TASK:
Look through the data and write out every line with the word "monitor" in it.

[Dataset items]
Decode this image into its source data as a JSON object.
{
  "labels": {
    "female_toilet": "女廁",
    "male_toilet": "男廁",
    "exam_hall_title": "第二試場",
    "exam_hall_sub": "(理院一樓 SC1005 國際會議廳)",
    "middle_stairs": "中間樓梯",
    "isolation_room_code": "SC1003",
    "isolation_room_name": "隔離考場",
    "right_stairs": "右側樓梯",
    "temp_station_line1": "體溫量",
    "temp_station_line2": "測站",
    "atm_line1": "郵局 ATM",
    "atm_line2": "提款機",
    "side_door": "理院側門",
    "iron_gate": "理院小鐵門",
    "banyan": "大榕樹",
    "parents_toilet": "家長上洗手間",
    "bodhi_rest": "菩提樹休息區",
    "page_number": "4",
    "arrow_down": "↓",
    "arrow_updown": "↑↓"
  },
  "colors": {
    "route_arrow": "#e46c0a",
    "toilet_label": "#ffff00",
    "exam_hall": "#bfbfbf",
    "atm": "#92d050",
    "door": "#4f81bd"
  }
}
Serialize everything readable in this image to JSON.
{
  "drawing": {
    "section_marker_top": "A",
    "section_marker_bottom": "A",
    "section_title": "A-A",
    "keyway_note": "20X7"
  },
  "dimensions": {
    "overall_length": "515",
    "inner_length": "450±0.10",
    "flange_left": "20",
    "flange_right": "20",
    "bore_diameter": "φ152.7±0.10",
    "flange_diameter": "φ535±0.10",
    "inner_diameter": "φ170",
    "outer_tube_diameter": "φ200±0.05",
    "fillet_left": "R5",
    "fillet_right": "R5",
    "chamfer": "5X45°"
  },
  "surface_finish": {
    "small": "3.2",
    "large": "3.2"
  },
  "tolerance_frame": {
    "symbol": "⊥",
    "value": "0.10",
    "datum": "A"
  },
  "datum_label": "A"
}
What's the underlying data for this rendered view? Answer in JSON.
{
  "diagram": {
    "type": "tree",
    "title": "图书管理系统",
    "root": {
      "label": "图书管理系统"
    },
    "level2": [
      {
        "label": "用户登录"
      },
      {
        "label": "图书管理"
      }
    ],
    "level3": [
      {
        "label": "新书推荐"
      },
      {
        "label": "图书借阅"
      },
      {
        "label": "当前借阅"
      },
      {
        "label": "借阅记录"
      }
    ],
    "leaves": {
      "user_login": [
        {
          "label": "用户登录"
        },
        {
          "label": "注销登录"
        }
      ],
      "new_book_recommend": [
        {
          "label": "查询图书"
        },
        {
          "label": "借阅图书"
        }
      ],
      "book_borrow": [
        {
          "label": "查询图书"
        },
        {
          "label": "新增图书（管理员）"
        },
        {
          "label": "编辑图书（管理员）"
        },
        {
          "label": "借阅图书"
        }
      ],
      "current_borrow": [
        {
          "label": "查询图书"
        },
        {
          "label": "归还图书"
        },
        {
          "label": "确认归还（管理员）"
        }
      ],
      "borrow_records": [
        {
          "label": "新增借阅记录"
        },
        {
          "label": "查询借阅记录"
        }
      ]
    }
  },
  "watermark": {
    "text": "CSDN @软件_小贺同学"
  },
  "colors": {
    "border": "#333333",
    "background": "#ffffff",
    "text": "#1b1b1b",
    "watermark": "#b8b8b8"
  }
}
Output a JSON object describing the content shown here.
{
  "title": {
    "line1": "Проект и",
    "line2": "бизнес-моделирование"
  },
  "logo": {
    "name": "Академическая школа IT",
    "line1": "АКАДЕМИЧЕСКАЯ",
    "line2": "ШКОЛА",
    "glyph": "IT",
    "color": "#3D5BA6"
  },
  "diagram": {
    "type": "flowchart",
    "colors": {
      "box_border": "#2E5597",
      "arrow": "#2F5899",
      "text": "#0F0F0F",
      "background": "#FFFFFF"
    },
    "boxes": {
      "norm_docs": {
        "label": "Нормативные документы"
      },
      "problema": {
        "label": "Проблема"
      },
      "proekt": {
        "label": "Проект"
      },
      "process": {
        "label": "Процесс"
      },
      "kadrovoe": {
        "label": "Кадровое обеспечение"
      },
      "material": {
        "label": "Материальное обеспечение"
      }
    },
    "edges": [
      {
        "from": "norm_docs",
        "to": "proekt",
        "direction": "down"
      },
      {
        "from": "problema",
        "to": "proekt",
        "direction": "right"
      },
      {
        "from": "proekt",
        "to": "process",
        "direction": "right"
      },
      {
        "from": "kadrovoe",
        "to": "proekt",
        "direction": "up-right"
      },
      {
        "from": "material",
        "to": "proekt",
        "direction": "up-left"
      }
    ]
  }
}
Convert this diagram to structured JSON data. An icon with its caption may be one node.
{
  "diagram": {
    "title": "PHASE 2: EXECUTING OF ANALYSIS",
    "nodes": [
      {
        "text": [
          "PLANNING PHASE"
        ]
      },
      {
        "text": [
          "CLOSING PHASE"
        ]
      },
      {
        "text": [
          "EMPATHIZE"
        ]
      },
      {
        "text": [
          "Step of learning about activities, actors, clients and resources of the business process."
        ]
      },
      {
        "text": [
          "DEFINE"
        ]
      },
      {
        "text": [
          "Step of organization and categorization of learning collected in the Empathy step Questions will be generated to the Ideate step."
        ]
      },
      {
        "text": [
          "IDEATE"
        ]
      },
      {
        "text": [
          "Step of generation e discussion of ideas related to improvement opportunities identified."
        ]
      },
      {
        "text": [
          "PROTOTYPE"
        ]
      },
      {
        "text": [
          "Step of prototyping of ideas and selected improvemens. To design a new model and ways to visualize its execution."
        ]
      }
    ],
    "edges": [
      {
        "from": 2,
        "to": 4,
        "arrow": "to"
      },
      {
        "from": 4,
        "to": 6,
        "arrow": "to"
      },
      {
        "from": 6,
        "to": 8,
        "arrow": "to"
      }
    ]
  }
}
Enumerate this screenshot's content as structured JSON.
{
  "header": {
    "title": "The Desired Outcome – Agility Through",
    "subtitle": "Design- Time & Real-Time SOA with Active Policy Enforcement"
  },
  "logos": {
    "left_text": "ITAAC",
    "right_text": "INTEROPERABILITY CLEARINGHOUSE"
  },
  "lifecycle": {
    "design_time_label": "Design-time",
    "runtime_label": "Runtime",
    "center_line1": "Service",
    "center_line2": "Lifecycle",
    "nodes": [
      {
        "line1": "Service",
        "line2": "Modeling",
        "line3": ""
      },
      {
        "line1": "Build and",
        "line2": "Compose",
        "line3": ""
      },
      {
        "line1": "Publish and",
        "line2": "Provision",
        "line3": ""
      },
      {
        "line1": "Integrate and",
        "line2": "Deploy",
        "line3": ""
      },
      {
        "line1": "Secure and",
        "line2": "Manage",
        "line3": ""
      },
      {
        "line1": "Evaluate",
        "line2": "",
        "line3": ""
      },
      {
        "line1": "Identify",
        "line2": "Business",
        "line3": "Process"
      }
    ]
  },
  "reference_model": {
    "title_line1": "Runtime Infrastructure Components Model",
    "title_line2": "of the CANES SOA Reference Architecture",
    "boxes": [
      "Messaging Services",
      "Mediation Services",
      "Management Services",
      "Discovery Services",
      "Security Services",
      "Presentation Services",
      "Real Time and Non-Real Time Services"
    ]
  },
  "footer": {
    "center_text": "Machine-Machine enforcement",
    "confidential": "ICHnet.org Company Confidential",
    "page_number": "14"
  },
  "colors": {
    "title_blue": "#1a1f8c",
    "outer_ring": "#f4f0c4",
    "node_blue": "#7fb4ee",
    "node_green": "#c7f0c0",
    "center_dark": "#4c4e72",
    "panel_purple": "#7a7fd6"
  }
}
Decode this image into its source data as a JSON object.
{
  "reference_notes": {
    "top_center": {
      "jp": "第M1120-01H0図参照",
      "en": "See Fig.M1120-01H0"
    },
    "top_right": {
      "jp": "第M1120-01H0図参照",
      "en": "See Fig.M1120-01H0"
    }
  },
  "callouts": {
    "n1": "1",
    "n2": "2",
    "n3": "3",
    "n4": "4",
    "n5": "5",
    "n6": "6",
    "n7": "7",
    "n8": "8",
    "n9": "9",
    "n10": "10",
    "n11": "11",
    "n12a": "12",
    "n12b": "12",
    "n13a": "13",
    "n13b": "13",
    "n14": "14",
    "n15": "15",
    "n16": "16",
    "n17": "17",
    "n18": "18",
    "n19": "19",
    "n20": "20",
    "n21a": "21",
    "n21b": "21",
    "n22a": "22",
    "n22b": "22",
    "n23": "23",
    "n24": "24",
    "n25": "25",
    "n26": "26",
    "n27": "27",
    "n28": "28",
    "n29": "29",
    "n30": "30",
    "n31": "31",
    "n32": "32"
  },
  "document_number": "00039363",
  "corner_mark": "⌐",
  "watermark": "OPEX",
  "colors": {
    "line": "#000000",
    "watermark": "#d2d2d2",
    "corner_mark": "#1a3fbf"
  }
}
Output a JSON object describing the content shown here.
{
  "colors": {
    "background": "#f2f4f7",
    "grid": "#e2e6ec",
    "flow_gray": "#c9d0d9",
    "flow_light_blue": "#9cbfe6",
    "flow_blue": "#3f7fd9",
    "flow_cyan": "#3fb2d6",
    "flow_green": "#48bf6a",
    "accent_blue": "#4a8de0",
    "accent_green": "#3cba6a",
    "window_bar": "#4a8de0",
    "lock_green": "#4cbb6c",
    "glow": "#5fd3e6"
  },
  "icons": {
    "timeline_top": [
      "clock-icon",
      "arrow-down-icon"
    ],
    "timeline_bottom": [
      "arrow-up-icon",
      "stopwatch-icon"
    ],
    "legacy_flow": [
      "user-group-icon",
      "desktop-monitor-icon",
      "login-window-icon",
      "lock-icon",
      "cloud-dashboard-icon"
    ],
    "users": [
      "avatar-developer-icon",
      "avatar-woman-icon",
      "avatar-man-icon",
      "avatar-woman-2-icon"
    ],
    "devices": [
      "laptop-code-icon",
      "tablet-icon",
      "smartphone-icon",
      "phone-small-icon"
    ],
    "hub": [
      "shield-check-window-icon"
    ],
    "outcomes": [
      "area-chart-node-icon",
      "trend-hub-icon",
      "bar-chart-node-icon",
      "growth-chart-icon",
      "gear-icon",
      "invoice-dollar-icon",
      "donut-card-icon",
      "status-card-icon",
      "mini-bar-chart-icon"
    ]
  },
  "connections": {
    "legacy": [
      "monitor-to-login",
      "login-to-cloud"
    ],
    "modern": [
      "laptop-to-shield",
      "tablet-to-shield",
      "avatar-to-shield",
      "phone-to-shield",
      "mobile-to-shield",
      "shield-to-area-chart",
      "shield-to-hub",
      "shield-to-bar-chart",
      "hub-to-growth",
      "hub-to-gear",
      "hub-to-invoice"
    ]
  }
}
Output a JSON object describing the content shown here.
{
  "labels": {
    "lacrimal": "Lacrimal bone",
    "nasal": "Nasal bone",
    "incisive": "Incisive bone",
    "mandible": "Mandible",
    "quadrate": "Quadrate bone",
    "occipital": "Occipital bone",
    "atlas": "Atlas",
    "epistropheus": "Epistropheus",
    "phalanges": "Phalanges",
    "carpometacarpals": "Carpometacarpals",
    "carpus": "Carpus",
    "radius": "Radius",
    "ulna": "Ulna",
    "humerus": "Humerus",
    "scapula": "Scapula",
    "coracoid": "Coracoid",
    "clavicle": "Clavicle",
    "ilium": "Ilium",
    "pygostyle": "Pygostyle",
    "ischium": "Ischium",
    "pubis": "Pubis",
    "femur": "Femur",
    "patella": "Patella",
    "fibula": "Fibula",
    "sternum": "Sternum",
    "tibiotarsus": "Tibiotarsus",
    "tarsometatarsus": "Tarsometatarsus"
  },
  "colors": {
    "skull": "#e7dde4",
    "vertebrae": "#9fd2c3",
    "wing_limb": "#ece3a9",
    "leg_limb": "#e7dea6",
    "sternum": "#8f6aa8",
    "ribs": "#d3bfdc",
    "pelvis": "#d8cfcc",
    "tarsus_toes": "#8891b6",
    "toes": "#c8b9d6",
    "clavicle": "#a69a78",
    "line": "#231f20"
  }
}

ANSWER FOR THE TASK:
      "desktop-monitor-icon",
      "monitor-to-login",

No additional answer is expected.